Required work → Pull each line holding the word "công" from the data.

(Records contained in a dataset)
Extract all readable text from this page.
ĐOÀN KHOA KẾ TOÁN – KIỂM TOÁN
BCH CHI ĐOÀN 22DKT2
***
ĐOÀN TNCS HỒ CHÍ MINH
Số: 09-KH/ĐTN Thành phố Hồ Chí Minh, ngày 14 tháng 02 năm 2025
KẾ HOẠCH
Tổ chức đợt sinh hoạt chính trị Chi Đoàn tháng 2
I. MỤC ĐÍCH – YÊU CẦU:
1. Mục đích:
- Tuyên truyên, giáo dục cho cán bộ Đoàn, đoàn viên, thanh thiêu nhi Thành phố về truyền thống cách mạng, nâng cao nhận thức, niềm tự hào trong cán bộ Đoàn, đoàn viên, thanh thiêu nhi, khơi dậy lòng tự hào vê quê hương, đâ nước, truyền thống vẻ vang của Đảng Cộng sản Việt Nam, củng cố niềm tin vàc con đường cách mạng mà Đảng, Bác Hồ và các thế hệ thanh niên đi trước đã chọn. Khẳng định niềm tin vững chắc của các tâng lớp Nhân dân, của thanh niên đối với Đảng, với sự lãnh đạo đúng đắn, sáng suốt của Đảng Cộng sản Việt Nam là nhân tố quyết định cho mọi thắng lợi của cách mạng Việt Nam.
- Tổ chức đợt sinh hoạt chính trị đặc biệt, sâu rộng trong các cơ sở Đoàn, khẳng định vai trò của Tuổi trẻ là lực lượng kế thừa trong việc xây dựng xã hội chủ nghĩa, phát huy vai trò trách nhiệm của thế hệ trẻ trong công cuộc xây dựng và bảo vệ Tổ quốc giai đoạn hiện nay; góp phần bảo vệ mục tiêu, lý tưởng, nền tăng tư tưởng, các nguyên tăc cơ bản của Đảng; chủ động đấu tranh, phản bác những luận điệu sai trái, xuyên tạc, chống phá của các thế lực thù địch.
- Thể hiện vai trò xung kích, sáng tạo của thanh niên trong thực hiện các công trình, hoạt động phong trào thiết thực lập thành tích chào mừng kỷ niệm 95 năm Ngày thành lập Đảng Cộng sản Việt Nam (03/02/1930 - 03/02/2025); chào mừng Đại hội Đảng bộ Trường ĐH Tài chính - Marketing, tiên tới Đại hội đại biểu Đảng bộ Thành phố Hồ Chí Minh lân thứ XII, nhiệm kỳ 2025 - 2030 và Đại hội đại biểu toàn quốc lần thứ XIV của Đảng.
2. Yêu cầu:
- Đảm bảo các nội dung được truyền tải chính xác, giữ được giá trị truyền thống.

Answer below →
- Tổ chức đợt sinh hoạt chính trị đặc biệt, sâu rộng trong các cơ sở Đoàn, khẳng định vai trò của Tuổi trẻ là lực lượng kế thừa trong việc xây dựng xã hội chủ nghĩa, phát huy vai trò trách nhiệm của thế hệ trẻ trong công cuộc xây dựng và bảo vệ Tổ quốc giai đoạn hiện nay; góp phần bảo vệ mục tiêu, lý tưởng, nền tăng tư tưởng, các nguyên tăc cơ bản của Đảng; chủ động đấu tranh, phản bác những luận điệu sai trái, xuyên tạc, chống phá của các thế lực thù địch.
- Thể hiện vai trò xung kích, sáng tạo của thanh niên trong thực hiện các công trình, hoạt động phong trào thiết thực lập thành tích chào mừng kỷ niệm 95 năm Ngày thành lập Đảng Cộng sản Việt Nam (03/02/1930 - 03/02/2025); chào mừng Đại hội Đảng bộ Trường ĐH Tài chính - Marketing, tiên tới Đại hội đại biểu Đảng bộ Thành phố Hồ Chí Minh lân thứ XII, nhiệm kỳ 2025 - 2030 và Đại hội đại biểu toàn quốc lần thứ XIV của Đảng.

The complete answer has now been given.